Instruction - Copy out all the lines where "gaps" shows up.

Items -
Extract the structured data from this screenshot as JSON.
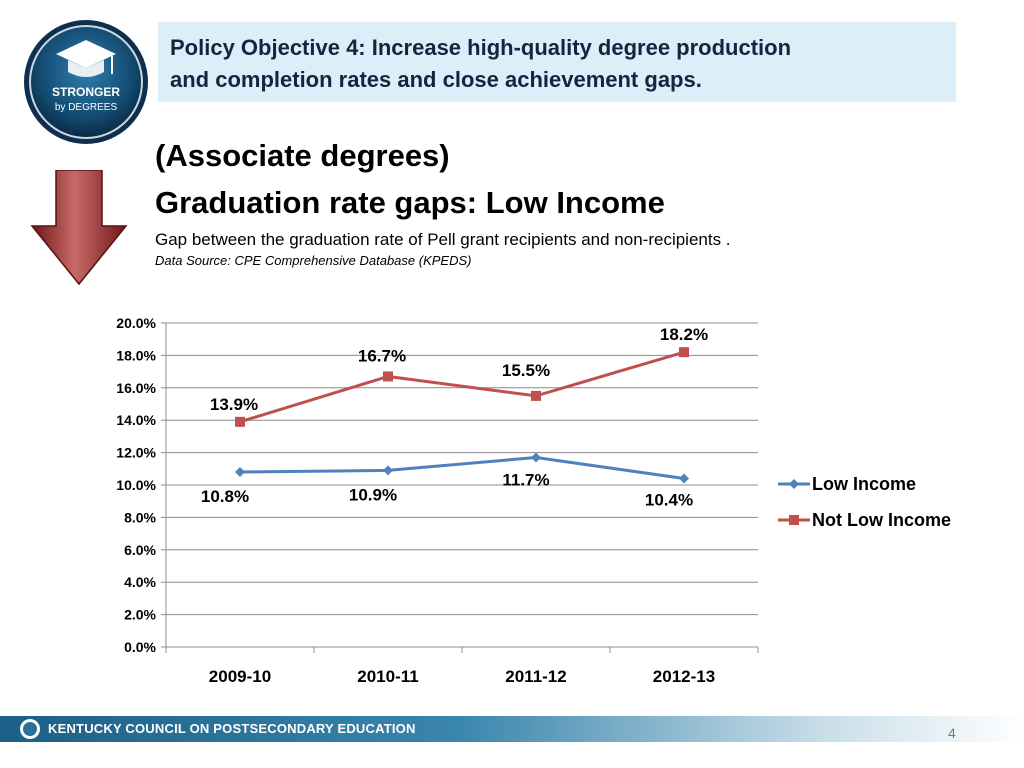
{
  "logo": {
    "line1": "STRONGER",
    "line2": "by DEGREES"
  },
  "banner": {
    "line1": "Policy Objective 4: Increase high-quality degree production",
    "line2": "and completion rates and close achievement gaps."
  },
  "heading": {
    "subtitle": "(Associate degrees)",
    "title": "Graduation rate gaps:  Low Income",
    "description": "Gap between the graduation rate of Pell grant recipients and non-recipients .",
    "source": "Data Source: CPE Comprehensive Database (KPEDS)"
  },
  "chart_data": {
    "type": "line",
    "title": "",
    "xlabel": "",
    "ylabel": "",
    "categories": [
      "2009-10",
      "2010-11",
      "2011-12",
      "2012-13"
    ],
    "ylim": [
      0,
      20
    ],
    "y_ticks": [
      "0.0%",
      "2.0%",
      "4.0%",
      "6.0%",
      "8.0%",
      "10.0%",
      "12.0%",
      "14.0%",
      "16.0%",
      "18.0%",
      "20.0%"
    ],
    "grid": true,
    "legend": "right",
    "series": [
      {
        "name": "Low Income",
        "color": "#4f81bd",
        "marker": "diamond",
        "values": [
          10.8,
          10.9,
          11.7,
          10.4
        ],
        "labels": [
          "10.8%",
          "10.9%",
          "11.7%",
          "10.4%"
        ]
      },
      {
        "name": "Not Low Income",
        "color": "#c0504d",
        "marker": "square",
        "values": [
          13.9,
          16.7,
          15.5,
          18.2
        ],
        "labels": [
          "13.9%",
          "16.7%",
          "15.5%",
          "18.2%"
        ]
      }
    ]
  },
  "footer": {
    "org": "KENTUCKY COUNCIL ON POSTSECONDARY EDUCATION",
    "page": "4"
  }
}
==
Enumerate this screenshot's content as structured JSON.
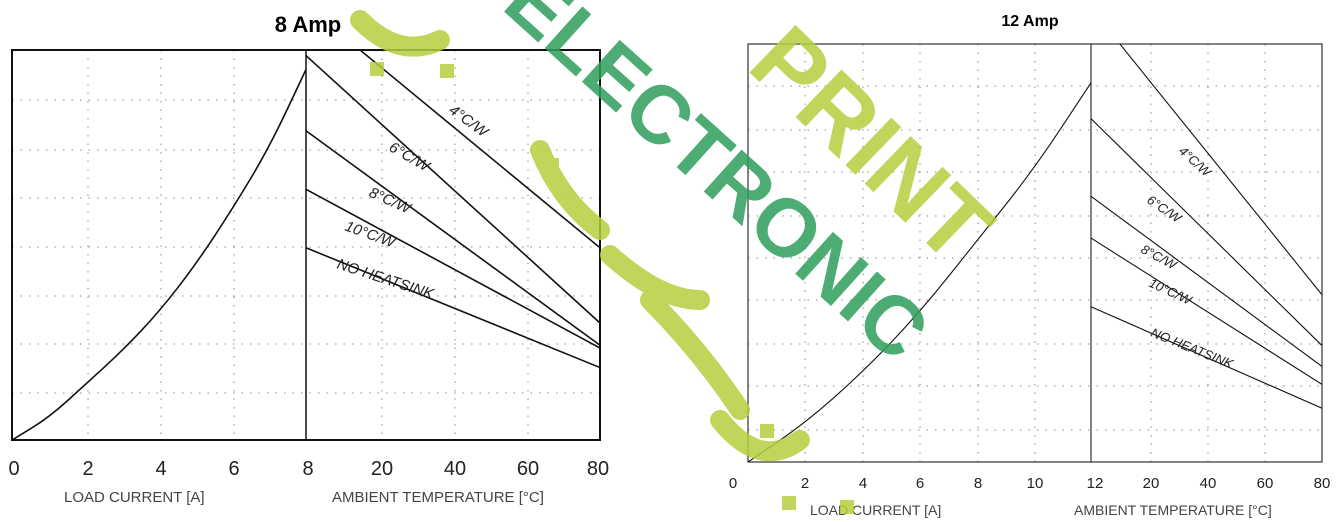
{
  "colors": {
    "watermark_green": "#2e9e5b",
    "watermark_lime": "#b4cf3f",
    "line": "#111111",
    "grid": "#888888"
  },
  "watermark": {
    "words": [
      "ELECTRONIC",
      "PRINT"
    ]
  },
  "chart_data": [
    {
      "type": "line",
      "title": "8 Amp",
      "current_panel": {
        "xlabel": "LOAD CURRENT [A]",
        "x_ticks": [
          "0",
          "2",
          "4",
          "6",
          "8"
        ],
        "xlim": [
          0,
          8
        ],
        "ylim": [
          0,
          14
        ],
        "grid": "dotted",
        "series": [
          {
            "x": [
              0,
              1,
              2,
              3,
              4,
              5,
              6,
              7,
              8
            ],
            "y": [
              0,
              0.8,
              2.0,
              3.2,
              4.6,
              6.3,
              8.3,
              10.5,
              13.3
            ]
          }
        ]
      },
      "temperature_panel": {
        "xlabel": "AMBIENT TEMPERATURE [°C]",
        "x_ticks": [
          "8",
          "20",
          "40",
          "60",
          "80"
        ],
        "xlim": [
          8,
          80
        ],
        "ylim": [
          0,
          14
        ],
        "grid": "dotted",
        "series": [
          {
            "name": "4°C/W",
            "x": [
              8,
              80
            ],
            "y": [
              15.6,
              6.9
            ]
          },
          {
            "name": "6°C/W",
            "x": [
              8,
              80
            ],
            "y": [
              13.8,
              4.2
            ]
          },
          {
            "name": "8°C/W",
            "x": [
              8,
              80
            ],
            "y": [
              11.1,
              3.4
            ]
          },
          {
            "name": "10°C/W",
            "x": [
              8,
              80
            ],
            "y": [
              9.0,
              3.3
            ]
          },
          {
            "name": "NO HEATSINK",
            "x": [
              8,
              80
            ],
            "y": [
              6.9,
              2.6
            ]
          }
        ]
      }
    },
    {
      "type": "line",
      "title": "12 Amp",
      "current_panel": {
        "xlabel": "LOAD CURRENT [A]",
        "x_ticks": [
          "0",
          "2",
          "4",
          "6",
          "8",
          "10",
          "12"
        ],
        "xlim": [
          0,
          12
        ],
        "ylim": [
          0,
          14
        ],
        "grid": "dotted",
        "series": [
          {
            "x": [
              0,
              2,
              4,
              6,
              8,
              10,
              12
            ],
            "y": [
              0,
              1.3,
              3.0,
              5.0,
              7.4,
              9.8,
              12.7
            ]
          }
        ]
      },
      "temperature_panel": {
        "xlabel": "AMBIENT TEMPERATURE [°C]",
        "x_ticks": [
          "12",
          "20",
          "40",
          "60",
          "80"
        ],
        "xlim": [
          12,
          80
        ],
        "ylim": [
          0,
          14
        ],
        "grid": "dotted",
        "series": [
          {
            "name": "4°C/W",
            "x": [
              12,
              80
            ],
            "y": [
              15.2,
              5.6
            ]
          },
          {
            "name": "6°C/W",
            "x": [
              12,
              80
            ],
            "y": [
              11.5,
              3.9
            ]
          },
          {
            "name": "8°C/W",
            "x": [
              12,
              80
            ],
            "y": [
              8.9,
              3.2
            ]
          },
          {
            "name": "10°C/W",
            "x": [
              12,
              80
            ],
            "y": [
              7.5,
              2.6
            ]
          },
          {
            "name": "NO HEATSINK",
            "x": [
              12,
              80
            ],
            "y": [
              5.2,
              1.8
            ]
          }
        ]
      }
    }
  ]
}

Answer -
    "line2": "and completion rates and close achievement gaps."
    "title": "Graduation rate gaps:  Low Income",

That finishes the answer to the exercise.